## INSTRUCTIONS FOR THE TASK
Below is a block of records. Copy every line in it that contains the word "бездействие".

## SOURCE DATA

——

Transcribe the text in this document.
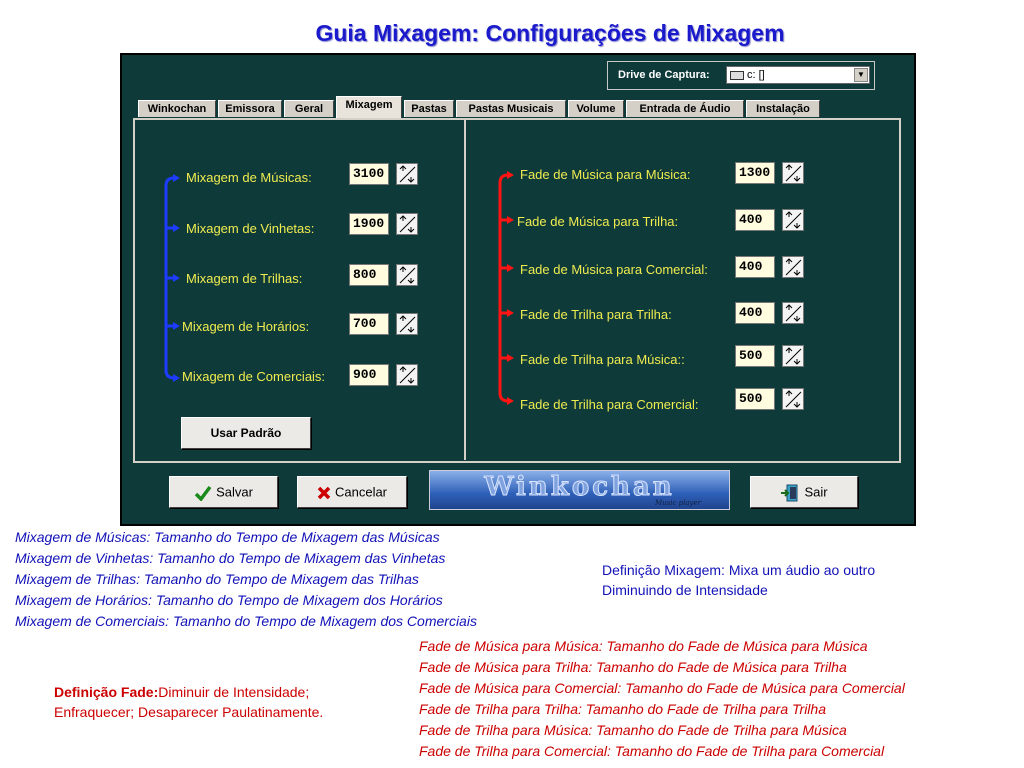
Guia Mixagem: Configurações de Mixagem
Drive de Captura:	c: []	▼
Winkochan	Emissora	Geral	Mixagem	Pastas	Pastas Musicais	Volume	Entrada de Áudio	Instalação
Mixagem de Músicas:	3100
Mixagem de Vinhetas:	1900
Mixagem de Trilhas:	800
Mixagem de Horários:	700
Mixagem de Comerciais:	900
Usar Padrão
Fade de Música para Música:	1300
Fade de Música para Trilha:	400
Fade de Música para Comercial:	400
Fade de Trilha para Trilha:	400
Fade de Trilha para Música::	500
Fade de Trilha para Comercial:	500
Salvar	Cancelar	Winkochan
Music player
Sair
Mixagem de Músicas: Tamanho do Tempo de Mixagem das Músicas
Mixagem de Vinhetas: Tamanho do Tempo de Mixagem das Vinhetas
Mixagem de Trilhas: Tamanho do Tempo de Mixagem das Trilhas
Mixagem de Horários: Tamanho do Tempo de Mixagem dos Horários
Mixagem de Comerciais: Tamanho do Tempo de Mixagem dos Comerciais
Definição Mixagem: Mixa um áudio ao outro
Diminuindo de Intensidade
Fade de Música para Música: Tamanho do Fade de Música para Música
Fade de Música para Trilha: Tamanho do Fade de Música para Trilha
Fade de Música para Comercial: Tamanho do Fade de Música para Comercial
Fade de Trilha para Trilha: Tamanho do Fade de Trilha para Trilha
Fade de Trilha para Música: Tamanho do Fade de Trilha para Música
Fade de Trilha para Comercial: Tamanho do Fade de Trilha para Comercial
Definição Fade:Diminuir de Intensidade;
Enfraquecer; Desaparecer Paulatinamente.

——

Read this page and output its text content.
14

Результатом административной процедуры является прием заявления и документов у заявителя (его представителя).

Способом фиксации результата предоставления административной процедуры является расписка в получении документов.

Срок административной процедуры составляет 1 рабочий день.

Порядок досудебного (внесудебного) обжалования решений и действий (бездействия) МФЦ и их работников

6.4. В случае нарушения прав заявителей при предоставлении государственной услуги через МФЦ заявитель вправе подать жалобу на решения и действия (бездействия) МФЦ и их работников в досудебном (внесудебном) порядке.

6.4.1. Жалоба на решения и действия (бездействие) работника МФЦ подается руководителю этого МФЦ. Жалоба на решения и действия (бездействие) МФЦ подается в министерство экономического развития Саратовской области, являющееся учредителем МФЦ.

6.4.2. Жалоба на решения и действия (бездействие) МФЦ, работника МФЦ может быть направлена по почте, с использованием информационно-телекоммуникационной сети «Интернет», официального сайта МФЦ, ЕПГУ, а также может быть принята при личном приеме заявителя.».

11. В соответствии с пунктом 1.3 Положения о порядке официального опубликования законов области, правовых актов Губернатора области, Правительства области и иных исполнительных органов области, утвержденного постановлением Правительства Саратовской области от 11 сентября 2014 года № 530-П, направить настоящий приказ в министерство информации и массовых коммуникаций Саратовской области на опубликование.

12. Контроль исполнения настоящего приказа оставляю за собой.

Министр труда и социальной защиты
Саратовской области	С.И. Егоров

——

## TASK RESULT
6.4.1. Жалоба на решения и действия (бездействие) работника МФЦ подается руководителю этого МФЦ. Жалоба на решения и действия (бездействие) МФЦ подается в министерство экономического развития Саратовской области, являющееся учредителем МФЦ.
6.4.2. Жалоба на решения и действия (бездействие) МФЦ, работника МФЦ может быть направлена по почте, с использованием информационно-телекоммуникационной сети «Интернет», официального сайта МФЦ, ЕПГУ, а также может быть принята при личном приеме заявителя.».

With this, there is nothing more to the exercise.